Dataset entries »
:::

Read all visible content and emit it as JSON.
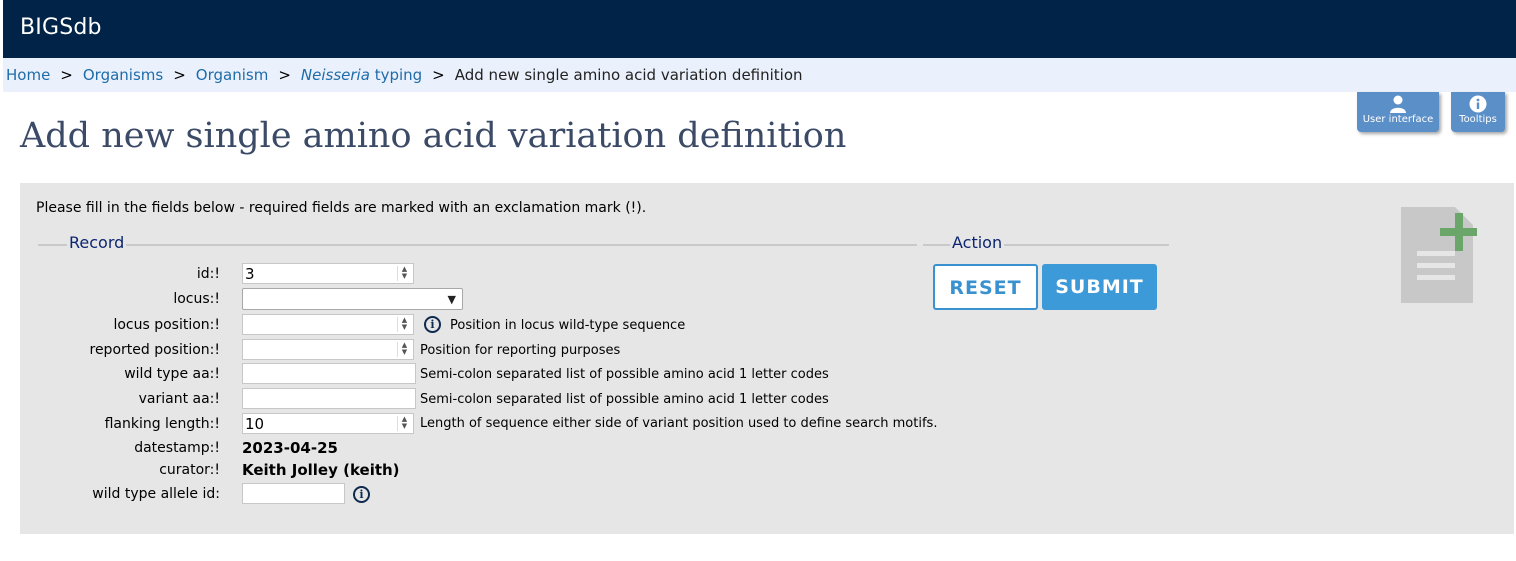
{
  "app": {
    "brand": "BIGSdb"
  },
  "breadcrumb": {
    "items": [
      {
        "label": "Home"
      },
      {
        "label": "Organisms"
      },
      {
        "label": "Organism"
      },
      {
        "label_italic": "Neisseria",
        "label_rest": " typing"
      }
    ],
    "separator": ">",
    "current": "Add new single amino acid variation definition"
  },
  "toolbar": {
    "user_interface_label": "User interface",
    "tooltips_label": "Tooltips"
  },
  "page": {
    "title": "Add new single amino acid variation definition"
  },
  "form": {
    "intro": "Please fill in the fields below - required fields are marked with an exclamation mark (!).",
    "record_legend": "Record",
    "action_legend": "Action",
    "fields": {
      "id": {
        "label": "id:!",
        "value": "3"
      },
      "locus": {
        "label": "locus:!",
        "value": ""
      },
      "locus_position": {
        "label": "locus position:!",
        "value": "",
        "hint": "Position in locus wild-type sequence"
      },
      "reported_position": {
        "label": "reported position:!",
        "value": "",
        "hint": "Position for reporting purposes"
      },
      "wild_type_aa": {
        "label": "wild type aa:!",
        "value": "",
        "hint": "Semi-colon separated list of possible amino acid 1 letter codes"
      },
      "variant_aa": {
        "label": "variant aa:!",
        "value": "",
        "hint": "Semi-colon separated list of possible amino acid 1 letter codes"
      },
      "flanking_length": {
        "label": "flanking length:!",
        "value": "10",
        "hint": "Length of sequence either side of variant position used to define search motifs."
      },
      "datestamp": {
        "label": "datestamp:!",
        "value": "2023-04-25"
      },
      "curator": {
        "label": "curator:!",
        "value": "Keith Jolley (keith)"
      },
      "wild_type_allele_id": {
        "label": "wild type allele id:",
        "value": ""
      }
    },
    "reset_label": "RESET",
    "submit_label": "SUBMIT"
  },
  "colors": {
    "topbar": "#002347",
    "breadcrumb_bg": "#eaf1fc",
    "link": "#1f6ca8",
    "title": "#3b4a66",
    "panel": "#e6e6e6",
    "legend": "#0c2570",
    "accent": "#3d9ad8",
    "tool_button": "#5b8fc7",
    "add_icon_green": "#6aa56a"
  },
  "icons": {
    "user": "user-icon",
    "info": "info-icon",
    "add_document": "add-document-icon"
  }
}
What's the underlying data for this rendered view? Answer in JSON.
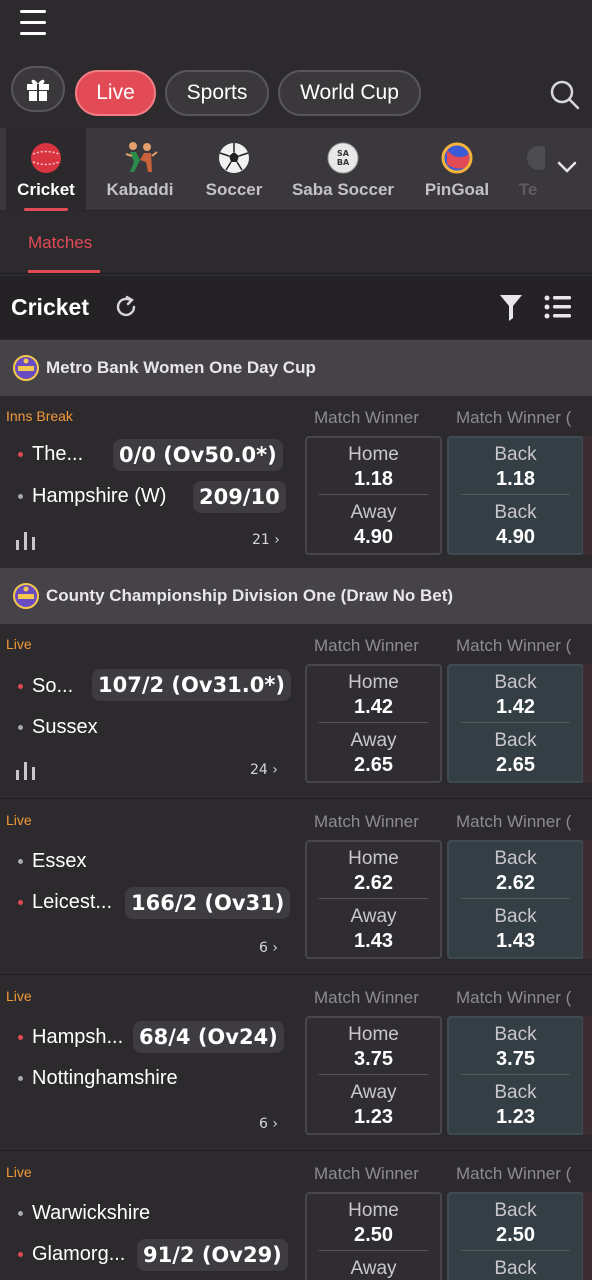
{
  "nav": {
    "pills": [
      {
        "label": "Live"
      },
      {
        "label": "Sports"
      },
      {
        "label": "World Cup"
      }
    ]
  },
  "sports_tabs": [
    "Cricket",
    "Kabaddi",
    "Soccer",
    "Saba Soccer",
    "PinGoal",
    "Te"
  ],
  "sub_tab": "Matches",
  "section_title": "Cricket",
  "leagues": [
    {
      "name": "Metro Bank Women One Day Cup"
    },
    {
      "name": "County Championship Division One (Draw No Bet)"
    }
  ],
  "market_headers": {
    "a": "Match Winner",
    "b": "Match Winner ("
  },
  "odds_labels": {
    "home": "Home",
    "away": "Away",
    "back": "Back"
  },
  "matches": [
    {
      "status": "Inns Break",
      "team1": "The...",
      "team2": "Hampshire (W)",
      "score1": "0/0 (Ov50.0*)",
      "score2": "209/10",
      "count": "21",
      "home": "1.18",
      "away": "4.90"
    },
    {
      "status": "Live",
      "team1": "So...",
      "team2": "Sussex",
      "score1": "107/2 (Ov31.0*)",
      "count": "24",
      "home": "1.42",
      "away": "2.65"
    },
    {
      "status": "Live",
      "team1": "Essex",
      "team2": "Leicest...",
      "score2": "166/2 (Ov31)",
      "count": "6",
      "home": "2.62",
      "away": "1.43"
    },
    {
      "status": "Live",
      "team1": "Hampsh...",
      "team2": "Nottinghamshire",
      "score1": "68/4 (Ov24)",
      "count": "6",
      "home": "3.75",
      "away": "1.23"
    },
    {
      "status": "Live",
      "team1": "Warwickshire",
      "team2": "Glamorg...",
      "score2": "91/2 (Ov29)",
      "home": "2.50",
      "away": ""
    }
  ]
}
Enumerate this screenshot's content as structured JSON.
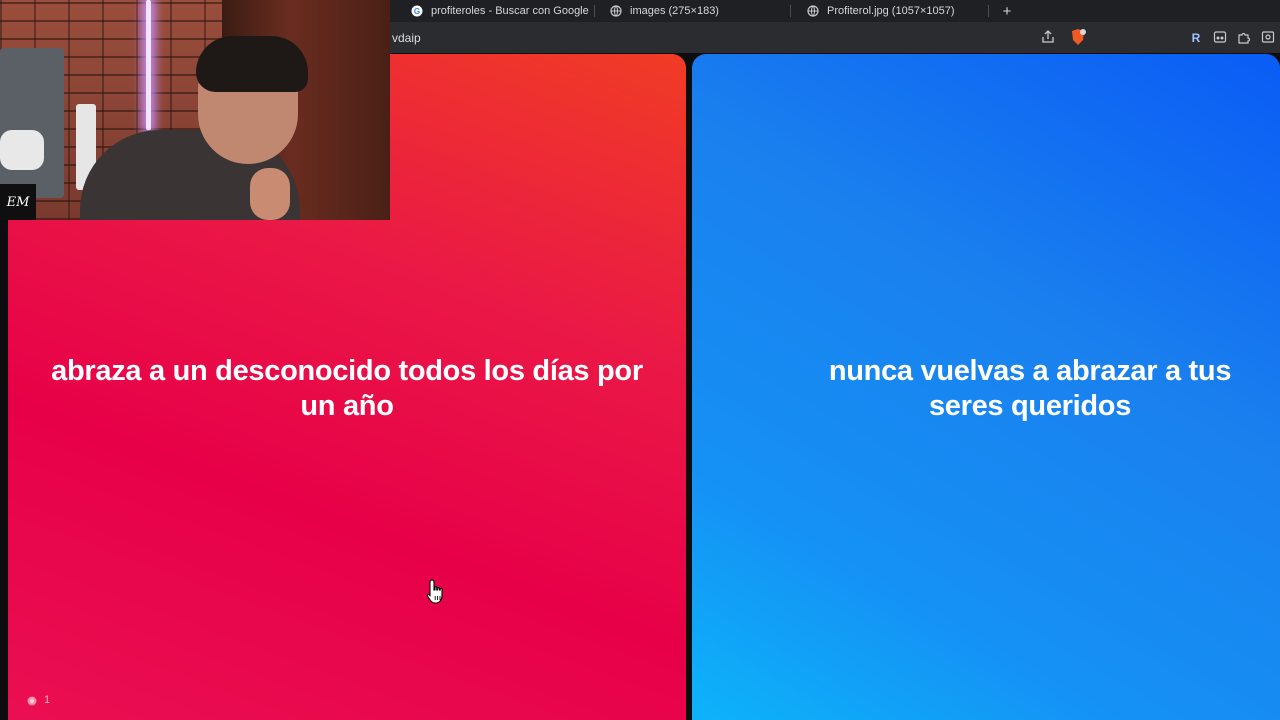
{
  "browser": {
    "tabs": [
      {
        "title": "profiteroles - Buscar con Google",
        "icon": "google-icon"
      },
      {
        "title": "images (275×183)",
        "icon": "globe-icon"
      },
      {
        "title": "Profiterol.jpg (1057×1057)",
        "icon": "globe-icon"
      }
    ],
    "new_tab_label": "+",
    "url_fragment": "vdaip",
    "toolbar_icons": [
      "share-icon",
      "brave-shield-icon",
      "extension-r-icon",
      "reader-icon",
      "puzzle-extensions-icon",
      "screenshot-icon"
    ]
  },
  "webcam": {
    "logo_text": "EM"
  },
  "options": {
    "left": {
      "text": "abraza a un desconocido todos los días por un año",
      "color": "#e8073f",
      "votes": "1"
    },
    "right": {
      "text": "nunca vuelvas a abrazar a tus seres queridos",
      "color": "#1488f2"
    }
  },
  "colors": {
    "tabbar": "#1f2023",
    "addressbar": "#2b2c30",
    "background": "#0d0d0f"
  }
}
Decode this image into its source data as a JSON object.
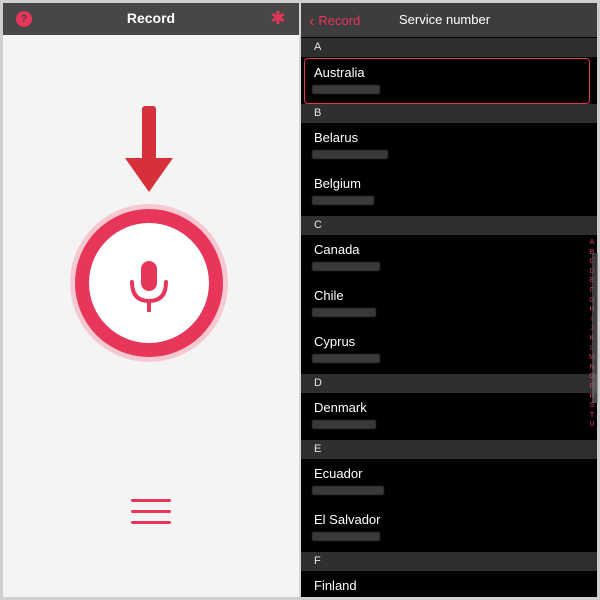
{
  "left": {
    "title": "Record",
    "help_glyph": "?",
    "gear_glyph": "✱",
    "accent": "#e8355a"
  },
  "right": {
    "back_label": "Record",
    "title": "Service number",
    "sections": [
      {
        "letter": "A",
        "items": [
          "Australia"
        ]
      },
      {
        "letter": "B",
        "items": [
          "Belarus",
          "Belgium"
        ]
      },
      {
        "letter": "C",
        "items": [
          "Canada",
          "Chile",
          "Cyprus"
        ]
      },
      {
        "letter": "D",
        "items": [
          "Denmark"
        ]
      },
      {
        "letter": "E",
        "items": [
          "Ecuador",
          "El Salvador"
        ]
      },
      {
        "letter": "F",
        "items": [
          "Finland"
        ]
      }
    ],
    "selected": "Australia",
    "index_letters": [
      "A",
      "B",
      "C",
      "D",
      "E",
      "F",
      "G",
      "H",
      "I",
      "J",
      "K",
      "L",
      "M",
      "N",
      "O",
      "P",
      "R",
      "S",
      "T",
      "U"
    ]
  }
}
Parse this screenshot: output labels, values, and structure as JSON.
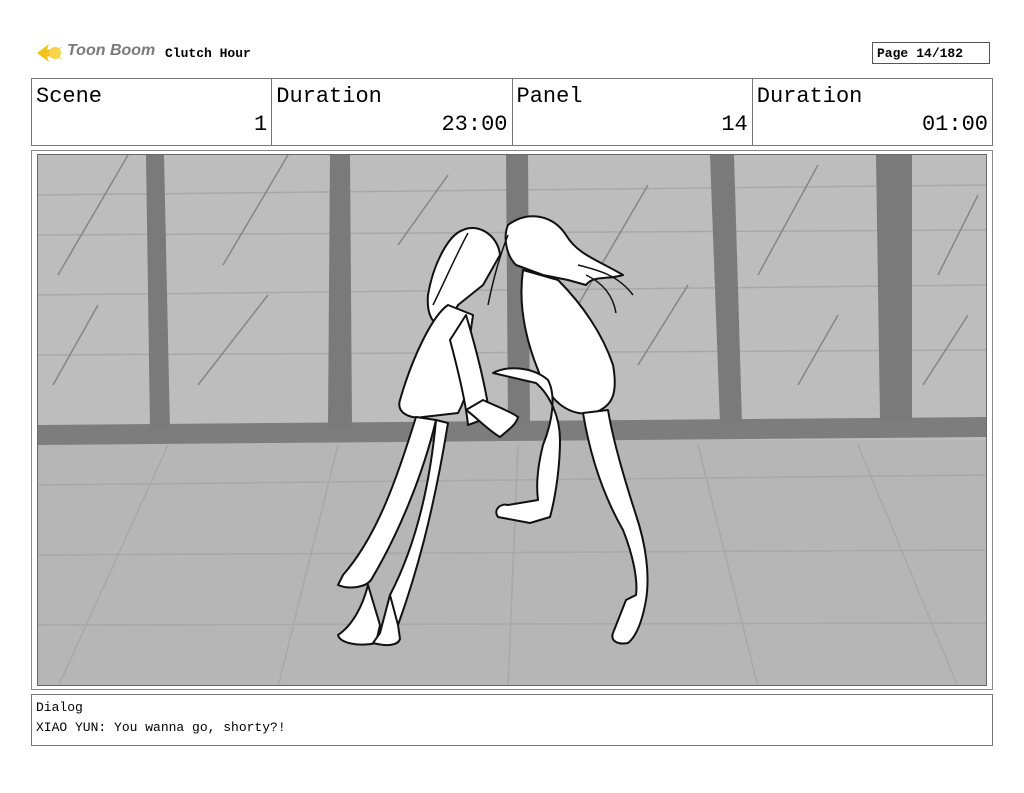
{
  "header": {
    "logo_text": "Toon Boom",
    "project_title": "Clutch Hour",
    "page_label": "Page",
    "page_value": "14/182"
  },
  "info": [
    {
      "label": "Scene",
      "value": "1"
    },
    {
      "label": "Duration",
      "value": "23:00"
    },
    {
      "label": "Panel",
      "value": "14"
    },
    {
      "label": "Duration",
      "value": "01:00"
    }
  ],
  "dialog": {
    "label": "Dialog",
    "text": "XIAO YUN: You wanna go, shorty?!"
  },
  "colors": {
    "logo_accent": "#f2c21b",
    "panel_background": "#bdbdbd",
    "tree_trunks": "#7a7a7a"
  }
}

:::

Set problem » Starting at the line with "Decode this image", output each line through the final one of the listing above, and nothing else. Pictures are to be left out.

The response »
Decode this image into its source data as a JSON object.
{
  "left": {
    "title": "Record",
    "help_glyph": "?",
    "gear_glyph": "✱",
    "accent": "#e8355a"
  },
  "right": {
    "back_label": "Record",
    "title": "Service number",
    "sections": [
      {
        "letter": "A",
        "items": [
          "Australia"
        ]
      },
      {
        "letter": "B",
        "items": [
          "Belarus",
          "Belgium"
        ]
      },
      {
        "letter": "C",
        "items": [
          "Canada",
          "Chile",
          "Cyprus"
        ]
      },
      {
        "letter": "D",
        "items": [
          "Denmark"
        ]
      },
      {
        "letter": "E",
        "items": [
          "Ecuador",
          "El Salvador"
        ]
      },
      {
        "letter": "F",
        "items": [
          "Finland"
        ]
      }
    ],
    "selected": "Australia",
    "index_letters": [
      "A",
      "B",
      "C",
      "D",
      "E",
      "F",
      "G",
      "H",
      "I",
      "J",
      "K",
      "L",
      "M",
      "N",
      "O",
      "P",
      "R",
      "S",
      "T",
      "U"
    ]
  }
}
Parse this screenshot: output labels, values, and structure as JSON.
{
  "header": {
    "logo_text": "Toon Boom",
    "project_title": "Clutch Hour",
    "page_label": "Page",
    "page_value": "14/182"
  },
  "info": [
    {
      "label": "Scene",
      "value": "1"
    },
    {
      "label": "Duration",
      "value": "23:00"
    },
    {
      "label": "Panel",
      "value": "14"
    },
    {
      "label": "Duration",
      "value": "01:00"
    }
  ],
  "dialog": {
    "label": "Dialog",
    "text": "XIAO YUN: You wanna go, shorty?!"
  },
  "colors": {
    "logo_accent": "#f2c21b",
    "panel_background": "#bdbdbd",
    "tree_trunks": "#7a7a7a"
  }
}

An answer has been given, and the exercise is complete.